─── RECORDS FOR THE TASK
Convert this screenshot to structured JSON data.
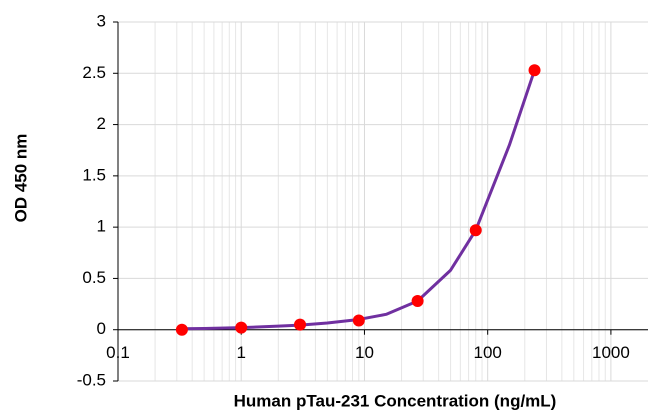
{
  "chart_data": {
    "type": "scatter",
    "xlabel": "Human pTau-231 Concentration (ng/mL)",
    "ylabel": "OD 450 nm",
    "xscale": "log",
    "xlim": [
      0.1,
      2000
    ],
    "xticks": [
      0.1,
      1,
      10,
      100,
      1000
    ],
    "ylim": [
      -0.5,
      3
    ],
    "yticks": [
      -0.5,
      0,
      0.5,
      1,
      1.5,
      2,
      2.5,
      3
    ],
    "grid": true,
    "series": [
      {
        "color": "#7030a0",
        "line": true,
        "x": [
          0.33,
          0.5,
          1,
          2,
          3,
          5,
          9,
          15,
          27,
          50,
          80,
          150,
          240
        ],
        "values": [
          0.01,
          0.012,
          0.02,
          0.035,
          0.045,
          0.065,
          0.1,
          0.15,
          0.28,
          0.58,
          0.97,
          1.8,
          2.53
        ]
      },
      {
        "color": "#ff0000",
        "marker": "circle",
        "x": [
          0.33,
          1,
          3,
          9,
          27,
          80,
          240
        ],
        "values": [
          0.0,
          0.02,
          0.05,
          0.09,
          0.28,
          0.97,
          2.53
        ]
      }
    ]
  }
}
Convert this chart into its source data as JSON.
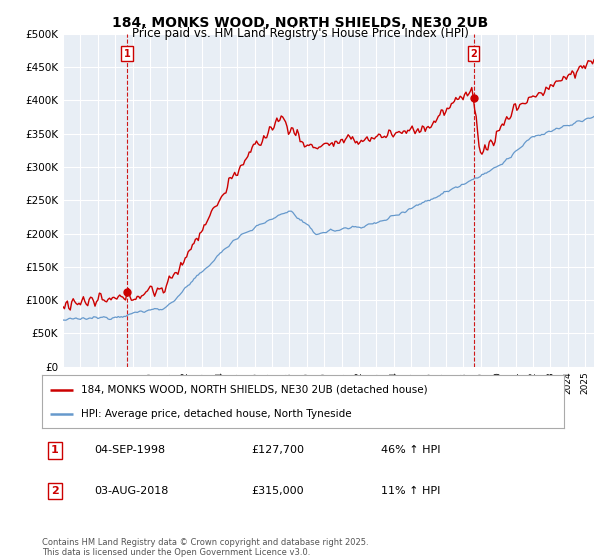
──────
◆ PROBLEM DETAILS
Locate each line containing the string "Convert" and show it.

◆ OUTPUT OF THE EXERCISE
Convert this screenshot to structured JSON data.
Convert this chart into its source data as JSON.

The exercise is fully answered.